__Given information__.

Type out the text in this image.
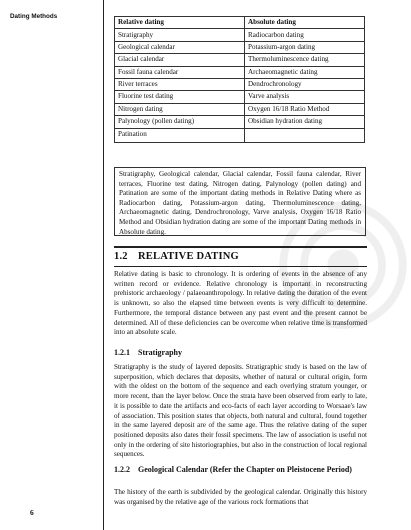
Dating Methods
6
Relative dating	Absolute dating
Stratigraphy	Radiocarbon dating
Geological calendar	Potassium-argon dating
Glacial calendar	Thermoluminescence dating
Fossil fauna calendar	Archaeomagnetic dating
River terraces	Dendrochronology
Fluorine test dating	Varve analysis
Nitrogen dating	Oxygen 16/18 Ratio Method
Palynology (pollen dating)	Obsidian hydration dating
Patination	
Stratigraphy, Geological calendar, Glacial calendar, Fossil fauna calendar, River terraces, Fluorine test dating, Nitrogen dating, Palynology (pollen dating) and Patination are some of the important dating methods in Relative Dating where as Radiocarbon dating, Potassium-argon dating, Thermoluminescence dating, Archaeomagnetic dating, Dendrochronology, Varve analysis, Oxygen 16/18 Ratio Method and Obsidian hydration dating are some of the important Dating methods in Absolute dating.
1.2 RELATIVE DATING
Relative dating is basic to chronology. It is ordering of events in the absence of any written record or evidence. Relative chronology is important in reconstructing prehistoric archaeology / palaeoanthropology. In relative dating the duration of the event is unknown, so also the elapsed time between events is very difficult to determine. Furthermore, the temporal distance between any past event and the present cannot be determined. All of these deficiencies can be overcome when relative time is transformed into an absolute scale.
1.2.1 Stratigraphy
Stratigraphy is the study of layered deposits. Stratigraphic study is based on the law of superposition, which declares that deposits, whether of natural or cultural origin, form with the oldest on the bottom of the sequence and each overlying stratum younger, or more recent, than the layer below. Once the strata have been observed from early to late, it is possible to date the artifacts and eco-facts of each layer according to Worsaae's law of association. This position states that objects, both natural and cultural, found together in the same layered deposit are of the same age. Thus the relative dating of the super positioned deposits also dates their fossil specimens. The law of association is useful not only in the ordering of site historiographies, but also in the construction of local regional sequences.
1.2.2 Geological Calendar (Refer the Chapter on Pleistocene Period)
The history of the earth is subdivided by the geological calendar. Originally this history was organised by the relative age of the various rock formations that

__Exercise description__.
Quote in full the listing given above; the images are to be left out.

__Solution for this task__.
Type out the text in this image.
Dating Methods
6
Relative dating	Absolute dating
Stratigraphy	Radiocarbon dating
Geological calendar	Potassium-argon dating
Glacial calendar	Thermoluminescence dating
Fossil fauna calendar	Archaeomagnetic dating
River terraces	Dendrochronology
Fluorine test dating	Varve analysis
Nitrogen dating	Oxygen 16/18 Ratio Method
Palynology (pollen dating)	Obsidian hydration dating
Patination	
Stratigraphy, Geological calendar, Glacial calendar, Fossil fauna calendar, River terraces, Fluorine test dating, Nitrogen dating, Palynology (pollen dating) and Patination are some of the important dating methods in Relative Dating where as Radiocarbon dating, Potassium-argon dating, Thermoluminescence dating, Archaeomagnetic dating, Dendrochronology, Varve analysis, Oxygen 16/18 Ratio Method and Obsidian hydration dating are some of the important Dating methods in Absolute dating.
1.2 RELATIVE DATING
Relative dating is basic to chronology. It is ordering of events in the absence of any written record or evidence. Relative chronology is important in reconstructing prehistoric archaeology / palaeoanthropology. In relative dating the duration of the event is unknown, so also the elapsed time between events is very difficult to determine. Furthermore, the temporal distance between any past event and the present cannot be determined. All of these deficiencies can be overcome when relative time is transformed into an absolute scale.
1.2.1 Stratigraphy
Stratigraphy is the study of layered deposits. Stratigraphic study is based on the law of superposition, which declares that deposits, whether of natural or cultural origin, form with the oldest on the bottom of the sequence and each overlying stratum younger, or more recent, than the layer below. Once the strata have been observed from early to late, it is possible to date the artifacts and eco-facts of each layer according to Worsaae's law of association. This position states that objects, both natural and cultural, found together in the same layered deposit are of the same age. Thus the relative dating of the super positioned deposits also dates their fossil specimens. The law of association is useful not only in the ordering of site historiographies, but also in the construction of local regional sequences.
1.2.2 Geological Calendar (Refer the Chapter on Pleistocene Period)
The history of the earth is subdivided by the geological calendar. Originally this history was organised by the relative age of the various rock formations that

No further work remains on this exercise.